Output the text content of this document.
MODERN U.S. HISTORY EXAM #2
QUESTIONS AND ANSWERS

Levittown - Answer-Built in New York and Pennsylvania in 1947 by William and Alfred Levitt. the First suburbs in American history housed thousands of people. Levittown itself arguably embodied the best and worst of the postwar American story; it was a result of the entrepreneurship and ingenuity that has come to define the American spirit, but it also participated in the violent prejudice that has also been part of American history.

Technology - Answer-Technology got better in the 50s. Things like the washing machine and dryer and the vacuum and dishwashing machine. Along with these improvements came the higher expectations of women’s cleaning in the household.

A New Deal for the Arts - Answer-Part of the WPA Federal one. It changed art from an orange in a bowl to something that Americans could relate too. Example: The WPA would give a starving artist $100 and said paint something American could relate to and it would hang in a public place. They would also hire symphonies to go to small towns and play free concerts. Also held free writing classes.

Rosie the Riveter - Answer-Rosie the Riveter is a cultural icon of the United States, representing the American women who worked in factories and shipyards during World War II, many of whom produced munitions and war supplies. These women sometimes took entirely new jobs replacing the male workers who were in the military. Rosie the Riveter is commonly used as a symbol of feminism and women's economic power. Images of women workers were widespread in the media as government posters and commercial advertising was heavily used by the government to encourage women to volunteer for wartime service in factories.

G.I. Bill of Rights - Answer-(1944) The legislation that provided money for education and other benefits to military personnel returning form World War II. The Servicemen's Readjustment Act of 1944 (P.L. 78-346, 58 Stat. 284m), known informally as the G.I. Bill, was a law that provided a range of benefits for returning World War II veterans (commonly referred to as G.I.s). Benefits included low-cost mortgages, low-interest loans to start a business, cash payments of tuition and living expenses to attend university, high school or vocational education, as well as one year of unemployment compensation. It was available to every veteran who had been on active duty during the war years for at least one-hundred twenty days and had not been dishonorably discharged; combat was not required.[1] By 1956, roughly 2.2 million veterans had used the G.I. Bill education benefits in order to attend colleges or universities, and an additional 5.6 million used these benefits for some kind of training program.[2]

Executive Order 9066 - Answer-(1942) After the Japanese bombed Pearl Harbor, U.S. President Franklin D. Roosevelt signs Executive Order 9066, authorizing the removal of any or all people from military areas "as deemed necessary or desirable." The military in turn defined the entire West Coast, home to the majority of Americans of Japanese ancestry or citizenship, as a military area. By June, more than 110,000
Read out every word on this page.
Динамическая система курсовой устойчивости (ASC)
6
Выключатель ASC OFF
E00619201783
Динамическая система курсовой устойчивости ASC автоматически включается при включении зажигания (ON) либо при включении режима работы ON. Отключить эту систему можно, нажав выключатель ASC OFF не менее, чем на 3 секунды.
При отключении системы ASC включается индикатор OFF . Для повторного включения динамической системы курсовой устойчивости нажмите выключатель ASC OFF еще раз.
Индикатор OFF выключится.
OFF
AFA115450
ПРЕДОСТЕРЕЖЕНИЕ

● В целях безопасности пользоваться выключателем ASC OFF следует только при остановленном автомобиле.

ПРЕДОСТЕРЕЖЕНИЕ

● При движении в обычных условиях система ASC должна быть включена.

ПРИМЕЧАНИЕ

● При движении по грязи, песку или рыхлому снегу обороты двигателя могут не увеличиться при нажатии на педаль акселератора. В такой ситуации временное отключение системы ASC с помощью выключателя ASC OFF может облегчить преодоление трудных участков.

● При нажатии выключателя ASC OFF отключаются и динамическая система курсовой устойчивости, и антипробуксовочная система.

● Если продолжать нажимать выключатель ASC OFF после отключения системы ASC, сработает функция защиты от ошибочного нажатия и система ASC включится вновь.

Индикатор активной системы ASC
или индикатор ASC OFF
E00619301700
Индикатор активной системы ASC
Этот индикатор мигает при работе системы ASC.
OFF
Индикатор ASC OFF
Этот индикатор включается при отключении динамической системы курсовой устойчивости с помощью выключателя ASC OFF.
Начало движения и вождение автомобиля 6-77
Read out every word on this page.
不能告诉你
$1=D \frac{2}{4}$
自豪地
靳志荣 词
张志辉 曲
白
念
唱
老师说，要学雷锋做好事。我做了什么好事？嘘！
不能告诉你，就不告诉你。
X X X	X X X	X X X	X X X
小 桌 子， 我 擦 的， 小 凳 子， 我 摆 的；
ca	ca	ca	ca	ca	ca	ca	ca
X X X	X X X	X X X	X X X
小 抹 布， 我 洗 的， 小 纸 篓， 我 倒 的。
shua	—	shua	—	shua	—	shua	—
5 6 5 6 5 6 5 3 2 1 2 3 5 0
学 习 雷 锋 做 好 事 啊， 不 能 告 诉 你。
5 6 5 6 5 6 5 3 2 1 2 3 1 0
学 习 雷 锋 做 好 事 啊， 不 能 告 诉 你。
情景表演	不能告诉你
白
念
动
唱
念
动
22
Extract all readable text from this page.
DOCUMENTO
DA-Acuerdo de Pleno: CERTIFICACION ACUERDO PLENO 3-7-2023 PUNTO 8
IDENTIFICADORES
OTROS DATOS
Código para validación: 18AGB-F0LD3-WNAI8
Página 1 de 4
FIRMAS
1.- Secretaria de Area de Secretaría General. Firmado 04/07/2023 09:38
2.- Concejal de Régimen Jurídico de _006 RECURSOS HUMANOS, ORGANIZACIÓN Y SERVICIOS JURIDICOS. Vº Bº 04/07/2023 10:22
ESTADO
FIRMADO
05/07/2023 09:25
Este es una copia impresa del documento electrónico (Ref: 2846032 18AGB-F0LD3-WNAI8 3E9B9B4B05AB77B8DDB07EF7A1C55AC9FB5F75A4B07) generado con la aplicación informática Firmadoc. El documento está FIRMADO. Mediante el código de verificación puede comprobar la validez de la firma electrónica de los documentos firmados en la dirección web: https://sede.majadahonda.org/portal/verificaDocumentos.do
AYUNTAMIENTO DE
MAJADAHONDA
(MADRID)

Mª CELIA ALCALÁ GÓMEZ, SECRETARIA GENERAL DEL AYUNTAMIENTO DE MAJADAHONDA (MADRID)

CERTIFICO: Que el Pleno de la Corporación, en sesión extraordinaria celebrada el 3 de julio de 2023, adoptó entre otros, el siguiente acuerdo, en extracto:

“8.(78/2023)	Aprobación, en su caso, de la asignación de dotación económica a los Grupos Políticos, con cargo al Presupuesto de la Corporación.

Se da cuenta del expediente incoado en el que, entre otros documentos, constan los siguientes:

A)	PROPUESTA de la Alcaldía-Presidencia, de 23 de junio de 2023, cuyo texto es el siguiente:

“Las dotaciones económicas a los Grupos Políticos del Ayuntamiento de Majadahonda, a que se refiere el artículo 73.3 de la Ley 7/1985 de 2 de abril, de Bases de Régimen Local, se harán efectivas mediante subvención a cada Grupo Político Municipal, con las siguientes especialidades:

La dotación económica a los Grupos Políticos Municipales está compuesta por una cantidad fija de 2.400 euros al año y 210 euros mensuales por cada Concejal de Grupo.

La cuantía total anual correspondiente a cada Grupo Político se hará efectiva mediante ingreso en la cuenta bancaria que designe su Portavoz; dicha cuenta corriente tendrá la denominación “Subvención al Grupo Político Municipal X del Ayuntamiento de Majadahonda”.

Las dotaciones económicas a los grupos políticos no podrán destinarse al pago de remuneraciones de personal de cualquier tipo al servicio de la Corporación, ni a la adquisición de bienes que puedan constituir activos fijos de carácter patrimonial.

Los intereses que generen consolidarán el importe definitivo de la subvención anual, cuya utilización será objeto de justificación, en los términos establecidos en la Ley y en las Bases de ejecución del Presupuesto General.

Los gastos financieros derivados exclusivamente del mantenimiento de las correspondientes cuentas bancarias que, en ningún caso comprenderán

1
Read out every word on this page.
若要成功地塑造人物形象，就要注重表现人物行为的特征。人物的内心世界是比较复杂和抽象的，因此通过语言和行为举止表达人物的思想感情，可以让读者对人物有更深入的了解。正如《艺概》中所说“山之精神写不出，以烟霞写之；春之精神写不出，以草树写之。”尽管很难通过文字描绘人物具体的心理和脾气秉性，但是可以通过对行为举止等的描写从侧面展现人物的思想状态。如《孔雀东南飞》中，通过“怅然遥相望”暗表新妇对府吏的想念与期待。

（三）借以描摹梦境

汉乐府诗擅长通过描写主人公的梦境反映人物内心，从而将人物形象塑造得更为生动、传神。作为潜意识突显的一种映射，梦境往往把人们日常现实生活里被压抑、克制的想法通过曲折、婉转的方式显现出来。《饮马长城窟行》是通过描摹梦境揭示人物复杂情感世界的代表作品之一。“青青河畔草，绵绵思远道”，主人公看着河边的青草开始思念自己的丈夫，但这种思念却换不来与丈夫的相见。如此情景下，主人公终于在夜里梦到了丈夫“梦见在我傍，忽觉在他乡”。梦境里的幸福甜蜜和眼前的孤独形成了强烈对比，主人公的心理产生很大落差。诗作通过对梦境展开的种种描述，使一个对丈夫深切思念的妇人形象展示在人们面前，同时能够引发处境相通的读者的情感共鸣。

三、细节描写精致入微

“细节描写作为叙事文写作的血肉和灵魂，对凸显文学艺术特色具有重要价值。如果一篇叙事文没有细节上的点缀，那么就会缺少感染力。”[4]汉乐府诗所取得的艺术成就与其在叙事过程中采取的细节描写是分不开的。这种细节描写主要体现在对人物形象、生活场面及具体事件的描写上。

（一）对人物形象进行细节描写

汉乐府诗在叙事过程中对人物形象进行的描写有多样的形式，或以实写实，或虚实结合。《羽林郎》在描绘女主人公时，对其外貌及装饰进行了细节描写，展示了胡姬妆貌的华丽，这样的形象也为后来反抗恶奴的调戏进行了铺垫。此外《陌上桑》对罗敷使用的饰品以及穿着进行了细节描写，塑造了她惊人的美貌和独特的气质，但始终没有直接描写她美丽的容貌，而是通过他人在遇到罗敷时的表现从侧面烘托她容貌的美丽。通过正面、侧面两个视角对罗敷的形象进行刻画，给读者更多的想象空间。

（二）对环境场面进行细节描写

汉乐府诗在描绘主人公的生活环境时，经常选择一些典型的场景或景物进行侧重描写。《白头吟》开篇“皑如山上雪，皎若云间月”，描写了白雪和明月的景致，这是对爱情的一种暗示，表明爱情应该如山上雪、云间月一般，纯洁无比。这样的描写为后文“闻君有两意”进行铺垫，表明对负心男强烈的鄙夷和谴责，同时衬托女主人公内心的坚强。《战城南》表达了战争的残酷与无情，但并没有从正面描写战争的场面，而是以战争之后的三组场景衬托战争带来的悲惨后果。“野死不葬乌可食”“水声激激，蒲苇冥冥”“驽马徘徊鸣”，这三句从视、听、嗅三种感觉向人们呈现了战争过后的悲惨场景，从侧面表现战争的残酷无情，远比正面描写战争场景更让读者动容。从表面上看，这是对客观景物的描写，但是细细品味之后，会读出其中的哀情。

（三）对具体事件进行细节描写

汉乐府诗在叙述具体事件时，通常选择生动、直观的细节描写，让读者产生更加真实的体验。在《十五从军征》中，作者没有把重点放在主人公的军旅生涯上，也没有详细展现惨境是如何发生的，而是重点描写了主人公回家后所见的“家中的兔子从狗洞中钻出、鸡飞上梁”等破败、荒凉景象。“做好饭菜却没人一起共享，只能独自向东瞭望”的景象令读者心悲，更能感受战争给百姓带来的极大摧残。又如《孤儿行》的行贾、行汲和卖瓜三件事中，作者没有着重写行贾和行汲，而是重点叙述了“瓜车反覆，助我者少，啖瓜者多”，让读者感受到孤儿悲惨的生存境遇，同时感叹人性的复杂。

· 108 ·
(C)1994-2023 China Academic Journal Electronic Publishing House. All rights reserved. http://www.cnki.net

■ ■ ■ ■

▶ [Task instructions]:
Go through the material line by line. Show each line that contains the string "dotación".

▶ [Answer for the task]:
“8.(78/2023)	Aprobación, en su caso, de la asignación de dotación económica a los Grupos Políticos, con cargo al Presupuesto de la Corporación.
La dotación económica a los Grupos Políticos Municipales está compuesta por una cantidad fija de 2.400 euros al año y 210 euros mensuales por cada Concejal de Grupo.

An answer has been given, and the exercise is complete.